[Collected data]
◆ ◆ ◆ ◆ ◆

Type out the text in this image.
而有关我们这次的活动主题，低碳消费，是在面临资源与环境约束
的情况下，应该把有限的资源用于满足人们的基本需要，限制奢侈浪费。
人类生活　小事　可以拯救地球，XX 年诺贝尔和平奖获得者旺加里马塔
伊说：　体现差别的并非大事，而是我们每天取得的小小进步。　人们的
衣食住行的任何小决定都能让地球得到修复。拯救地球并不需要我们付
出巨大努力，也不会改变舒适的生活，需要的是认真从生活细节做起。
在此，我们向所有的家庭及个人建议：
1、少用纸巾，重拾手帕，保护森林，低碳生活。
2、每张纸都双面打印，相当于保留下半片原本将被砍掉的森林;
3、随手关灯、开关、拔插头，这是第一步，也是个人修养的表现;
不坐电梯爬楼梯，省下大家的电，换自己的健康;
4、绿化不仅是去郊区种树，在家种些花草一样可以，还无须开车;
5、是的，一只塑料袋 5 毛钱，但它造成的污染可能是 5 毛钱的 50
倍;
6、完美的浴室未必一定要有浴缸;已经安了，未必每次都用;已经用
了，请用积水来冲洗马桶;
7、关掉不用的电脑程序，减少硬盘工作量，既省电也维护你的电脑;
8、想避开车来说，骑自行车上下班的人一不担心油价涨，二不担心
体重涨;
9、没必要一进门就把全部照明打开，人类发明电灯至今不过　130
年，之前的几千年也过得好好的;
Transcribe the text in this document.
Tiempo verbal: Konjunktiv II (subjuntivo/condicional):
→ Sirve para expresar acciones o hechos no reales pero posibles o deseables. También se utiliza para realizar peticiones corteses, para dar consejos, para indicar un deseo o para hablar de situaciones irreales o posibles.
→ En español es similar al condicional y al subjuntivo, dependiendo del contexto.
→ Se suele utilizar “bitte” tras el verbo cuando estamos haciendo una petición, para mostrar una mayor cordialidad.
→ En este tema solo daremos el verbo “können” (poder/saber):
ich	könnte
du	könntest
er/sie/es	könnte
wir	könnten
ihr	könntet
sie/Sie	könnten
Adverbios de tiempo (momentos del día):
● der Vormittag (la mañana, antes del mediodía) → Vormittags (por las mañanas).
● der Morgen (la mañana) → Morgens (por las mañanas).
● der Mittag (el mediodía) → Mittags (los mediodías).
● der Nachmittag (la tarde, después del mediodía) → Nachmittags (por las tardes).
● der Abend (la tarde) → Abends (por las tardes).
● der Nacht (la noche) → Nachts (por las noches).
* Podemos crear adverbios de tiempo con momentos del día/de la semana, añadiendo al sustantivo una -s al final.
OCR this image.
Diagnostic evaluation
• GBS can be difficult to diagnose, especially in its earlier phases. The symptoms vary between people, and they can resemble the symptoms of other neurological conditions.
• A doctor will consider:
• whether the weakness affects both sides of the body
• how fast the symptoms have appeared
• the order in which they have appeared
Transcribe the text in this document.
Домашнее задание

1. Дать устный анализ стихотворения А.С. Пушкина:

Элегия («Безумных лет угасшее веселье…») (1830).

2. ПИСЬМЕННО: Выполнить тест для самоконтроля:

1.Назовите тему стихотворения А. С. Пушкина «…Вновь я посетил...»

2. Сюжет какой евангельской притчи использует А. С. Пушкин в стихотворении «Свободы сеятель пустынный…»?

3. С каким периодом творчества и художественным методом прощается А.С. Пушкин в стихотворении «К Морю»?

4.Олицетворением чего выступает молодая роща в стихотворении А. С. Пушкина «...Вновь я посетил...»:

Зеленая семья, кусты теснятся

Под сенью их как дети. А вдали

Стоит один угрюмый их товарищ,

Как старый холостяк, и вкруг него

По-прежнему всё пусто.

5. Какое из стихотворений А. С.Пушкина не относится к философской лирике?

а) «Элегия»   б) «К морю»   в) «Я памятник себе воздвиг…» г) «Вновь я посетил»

◆ ◆ ◆ ◆ ◆

**What needs to be done**
Reproduce the entries above in full by retyping them exactly.

**Task solution**
Type out the text in this image.
而有关我们这次的活动主题，低碳消费，是在面临资源与环境约束
的情况下，应该把有限的资源用于满足人们的基本需要，限制奢侈浪费。
人类生活　小事　可以拯救地球，XX 年诺贝尔和平奖获得者旺加里马塔
伊说：　体现差别的并非大事，而是我们每天取得的小小进步。　人们的
衣食住行的任何小决定都能让地球得到修复。拯救地球并不需要我们付
出巨大努力，也不会改变舒适的生活，需要的是认真从生活细节做起。
在此，我们向所有的家庭及个人建议：
1、少用纸巾，重拾手帕，保护森林，低碳生活。
2、每张纸都双面打印，相当于保留下半片原本将被砍掉的森林;
3、随手关灯、开关、拔插头，这是第一步，也是个人修养的表现;
不坐电梯爬楼梯，省下大家的电，换自己的健康;
4、绿化不仅是去郊区种树，在家种些花草一样可以，还无须开车;
5、是的，一只塑料袋 5 毛钱，但它造成的污染可能是 5 毛钱的 50
倍;
6、完美的浴室未必一定要有浴缸;已经安了，未必每次都用;已经用
了，请用积水来冲洗马桶;
7、关掉不用的电脑程序，减少硬盘工作量，既省电也维护你的电脑;
8、想避开车来说，骑自行车上下班的人一不担心油价涨，二不担心
体重涨;
9、没必要一进门就把全部照明打开，人类发明电灯至今不过　130
年，之前的几千年也过得好好的;
Transcribe the text in this document.
Tiempo verbal: Konjunktiv II (subjuntivo/condicional):
→ Sirve para expresar acciones o hechos no reales pero posibles o deseables. También se utiliza para realizar peticiones corteses, para dar consejos, para indicar un deseo o para hablar de situaciones irreales o posibles.
→ En español es similar al condicional y al subjuntivo, dependiendo del contexto.
→ Se suele utilizar “bitte” tras el verbo cuando estamos haciendo una petición, para mostrar una mayor cordialidad.
→ En este tema solo daremos el verbo “können” (poder/saber):
ich	könnte
du	könntest
er/sie/es	könnte
wir	könnten
ihr	könntet
sie/Sie	könnten
Adverbios de tiempo (momentos del día):
● der Vormittag (la mañana, antes del mediodía) → Vormittags (por las mañanas).
● der Morgen (la mañana) → Morgens (por las mañanas).
● der Mittag (el mediodía) → Mittags (los mediodías).
● der Nachmittag (la tarde, después del mediodía) → Nachmittags (por las tardes).
● der Abend (la tarde) → Abends (por las tardes).
● der Nacht (la noche) → Nachts (por las noches).
* Podemos crear adverbios de tiempo con momentos del día/de la semana, añadiendo al sustantivo una -s al final.
OCR this image.
Diagnostic evaluation
• GBS can be difficult to diagnose, especially in its earlier phases. The symptoms vary between people, and they can resemble the symptoms of other neurological conditions.
• A doctor will consider:
• whether the weakness affects both sides of the body
• how fast the symptoms have appeared
• the order in which they have appeared
Transcribe the text in this document.
Домашнее задание

1. Дать устный анализ стихотворения А.С. Пушкина:

Элегия («Безумных лет угасшее веселье…») (1830).

2. ПИСЬМЕННО: Выполнить тест для самоконтроля:

1.Назовите тему стихотворения А. С. Пушкина «…Вновь я посетил...»

2. Сюжет какой евангельской притчи использует А. С. Пушкин в стихотворении «Свободы сеятель пустынный…»?

3. С каким периодом творчества и художественным методом прощается А.С. Пушкин в стихотворении «К Морю»?

4.Олицетворением чего выступает молодая роща в стихотворении А. С. Пушкина «...Вновь я посетил...»:

Зеленая семья, кусты теснятся

Под сенью их как дети. А вдали

Стоит один угрюмый их товарищ,

Как старый холостяк, и вкруг него

По-прежнему всё пусто.

5. Какое из стихотворений А. С.Пушкина не относится к философской лирике?

а) «Элегия»   б) «К морю»   в) «Я памятник себе воздвиг…» г) «Вновь я посетил»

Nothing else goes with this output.